(Data items)
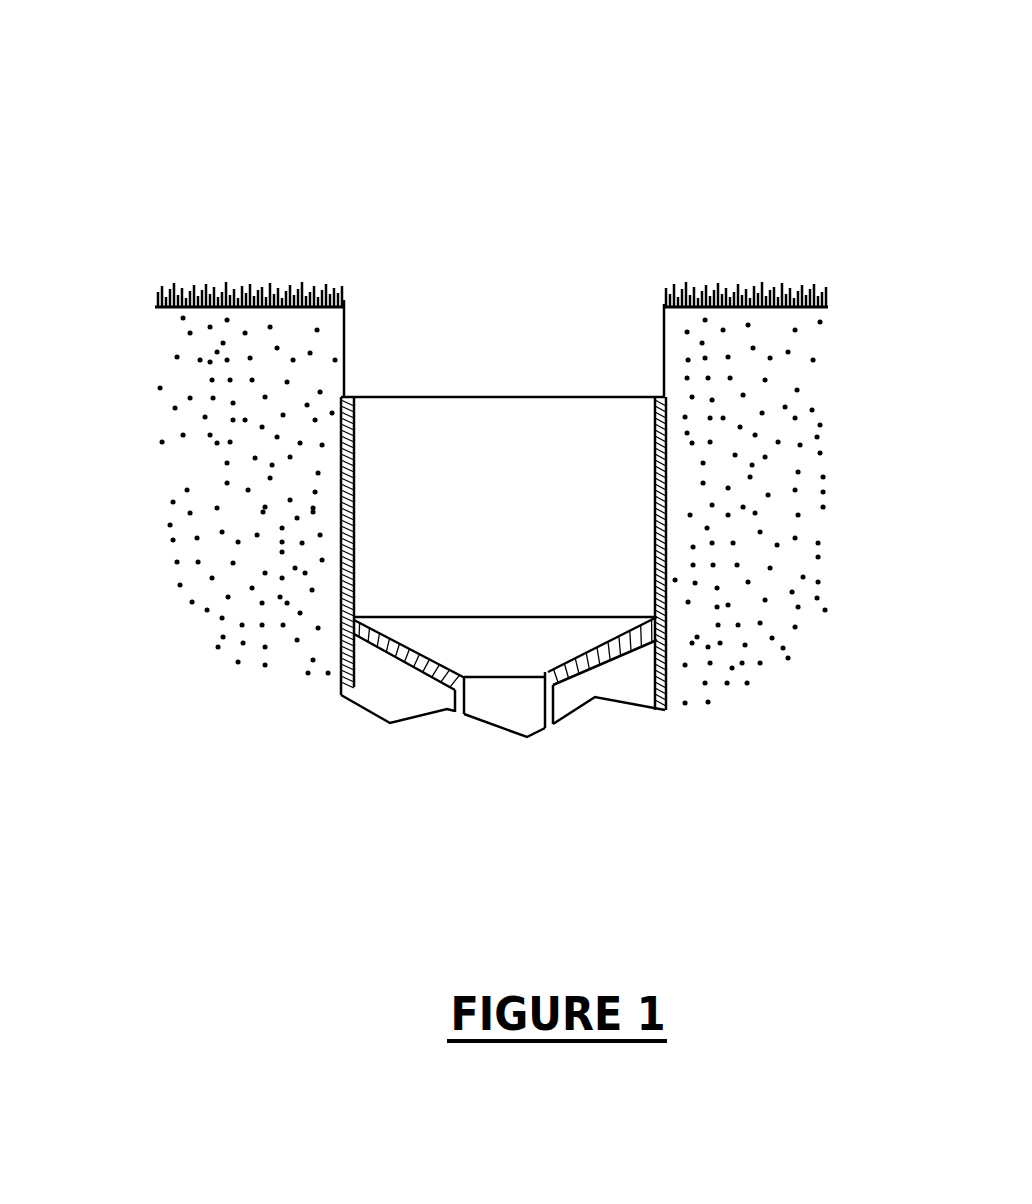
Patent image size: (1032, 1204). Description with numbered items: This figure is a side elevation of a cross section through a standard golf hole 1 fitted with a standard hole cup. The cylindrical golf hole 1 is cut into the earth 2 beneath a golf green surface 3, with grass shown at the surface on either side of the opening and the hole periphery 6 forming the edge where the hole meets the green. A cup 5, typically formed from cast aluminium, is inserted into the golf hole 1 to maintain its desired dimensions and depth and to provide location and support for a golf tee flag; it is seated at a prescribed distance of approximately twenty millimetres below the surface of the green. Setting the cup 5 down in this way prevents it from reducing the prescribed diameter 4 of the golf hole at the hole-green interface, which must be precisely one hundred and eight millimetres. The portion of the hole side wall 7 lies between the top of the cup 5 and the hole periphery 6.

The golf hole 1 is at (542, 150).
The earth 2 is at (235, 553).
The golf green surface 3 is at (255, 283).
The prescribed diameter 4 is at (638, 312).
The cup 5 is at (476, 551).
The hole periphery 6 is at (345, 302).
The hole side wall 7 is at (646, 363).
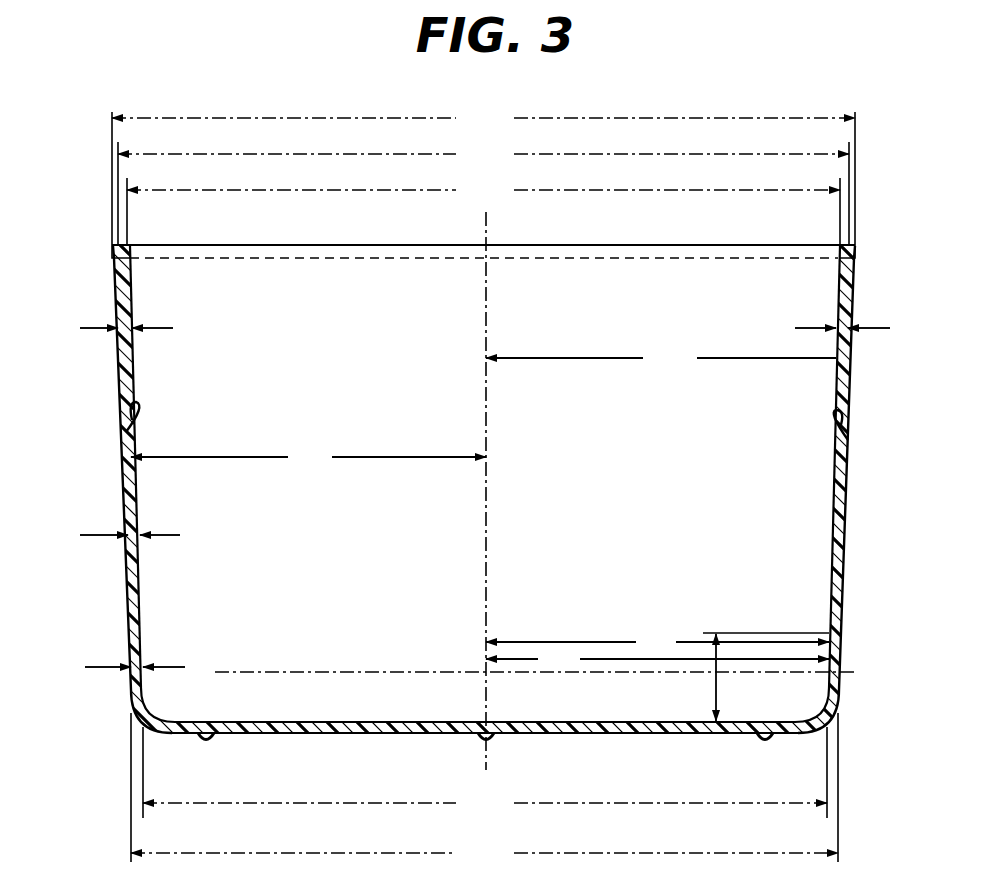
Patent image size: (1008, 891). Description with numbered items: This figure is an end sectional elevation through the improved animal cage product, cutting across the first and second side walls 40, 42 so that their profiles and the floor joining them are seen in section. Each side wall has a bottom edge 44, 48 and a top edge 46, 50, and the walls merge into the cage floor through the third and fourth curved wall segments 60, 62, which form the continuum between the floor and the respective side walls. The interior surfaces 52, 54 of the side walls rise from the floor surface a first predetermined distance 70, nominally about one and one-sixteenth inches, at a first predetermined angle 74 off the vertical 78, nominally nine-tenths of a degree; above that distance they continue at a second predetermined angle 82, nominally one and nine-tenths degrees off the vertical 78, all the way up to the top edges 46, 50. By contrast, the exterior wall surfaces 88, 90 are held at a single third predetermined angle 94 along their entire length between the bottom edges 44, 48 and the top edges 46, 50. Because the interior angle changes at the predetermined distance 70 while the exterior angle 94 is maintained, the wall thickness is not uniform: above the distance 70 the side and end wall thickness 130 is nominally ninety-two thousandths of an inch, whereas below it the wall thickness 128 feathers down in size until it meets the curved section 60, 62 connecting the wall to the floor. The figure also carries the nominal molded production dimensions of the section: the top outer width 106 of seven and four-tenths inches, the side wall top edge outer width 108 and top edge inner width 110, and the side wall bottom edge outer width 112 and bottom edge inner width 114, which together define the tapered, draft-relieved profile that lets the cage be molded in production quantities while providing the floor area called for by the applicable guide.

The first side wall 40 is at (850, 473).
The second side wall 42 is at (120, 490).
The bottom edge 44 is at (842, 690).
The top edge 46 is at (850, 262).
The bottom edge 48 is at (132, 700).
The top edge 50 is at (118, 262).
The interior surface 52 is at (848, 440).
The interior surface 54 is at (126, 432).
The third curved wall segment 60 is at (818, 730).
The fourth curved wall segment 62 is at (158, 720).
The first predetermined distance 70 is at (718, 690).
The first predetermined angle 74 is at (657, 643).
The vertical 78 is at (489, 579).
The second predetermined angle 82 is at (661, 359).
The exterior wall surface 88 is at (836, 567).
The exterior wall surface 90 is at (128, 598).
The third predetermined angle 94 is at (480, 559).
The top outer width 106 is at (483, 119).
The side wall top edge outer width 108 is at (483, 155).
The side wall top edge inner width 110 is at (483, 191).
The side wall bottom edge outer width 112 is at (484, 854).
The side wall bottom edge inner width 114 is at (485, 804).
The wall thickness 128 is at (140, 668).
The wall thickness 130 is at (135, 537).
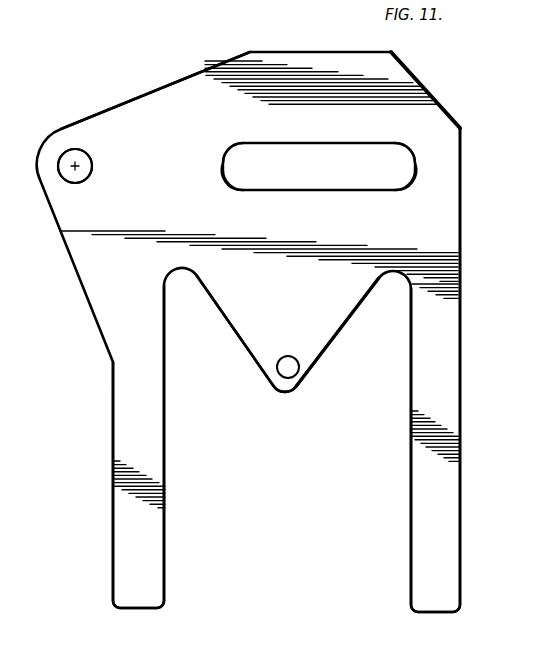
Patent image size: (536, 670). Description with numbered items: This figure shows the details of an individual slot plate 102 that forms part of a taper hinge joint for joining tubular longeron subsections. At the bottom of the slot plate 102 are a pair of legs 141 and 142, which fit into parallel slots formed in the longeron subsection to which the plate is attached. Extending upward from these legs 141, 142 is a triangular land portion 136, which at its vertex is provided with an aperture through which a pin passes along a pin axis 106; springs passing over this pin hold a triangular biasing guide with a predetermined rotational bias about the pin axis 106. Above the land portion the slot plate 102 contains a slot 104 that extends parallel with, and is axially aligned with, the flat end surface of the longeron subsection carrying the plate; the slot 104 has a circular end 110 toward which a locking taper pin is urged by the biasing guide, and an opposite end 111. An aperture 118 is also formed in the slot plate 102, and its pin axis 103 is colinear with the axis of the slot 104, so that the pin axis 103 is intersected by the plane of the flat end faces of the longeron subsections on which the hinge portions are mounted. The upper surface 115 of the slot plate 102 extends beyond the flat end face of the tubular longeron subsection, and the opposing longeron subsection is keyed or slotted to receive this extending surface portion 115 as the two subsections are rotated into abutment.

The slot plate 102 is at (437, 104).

▶ _The exercise_:
Convert the material from its beginning through the line containing "The hole side wall 7 is at (646, 363).", both ends included, into a Markdown table with the columns Row and Line. Use one numbered row per line, and omit blank lines and the pictures.

▶ _Answer for this exercise_:
| Row | Line |
|---|---|
| 1 | Patent image size: (1032, 1204). Description with numbered items: This figure is a side elevation of a cross section through a standard golf hole 1 fitted with a standard hole cup. The cylindrical golf hole 1 is cut into the earth 2 beneath a golf green surface 3, with grass shown at the surface on either side of the opening and the hole periphery 6 forming the edge where the hole meets the green. A cup 5, typically formed from cast aluminium, is inserted into the golf hole 1 to maintain its desired dimensions and depth and to provide location and support for a golf tee flag; it is seated at a prescribed distance of approximately twenty millimetres below the surface of the green. Setting the cup 5 down in this way prevents it from reducing the prescribed diameter 4 of the golf hole at the hole-green interface, which must be precisely one hundred and eight millimetres. The portion of the hole side wall 7 lies between the top of the cup 5 and the hole periphery 6. |
| 2 | The golf hole 1 is at (542, 150). |
| 3 | The earth 2 is at (235, 553). |
| 4 | The golf green surface 3 is at (255, 283). |
| 5 | The prescribed diameter 4 is at (638, 312). |
| 6 | The cup 5 is at (476, 551). |
| 7 | The hole periphery 6 is at (345, 302). |
| 8 | The hole side wall 7 is at (646, 363). |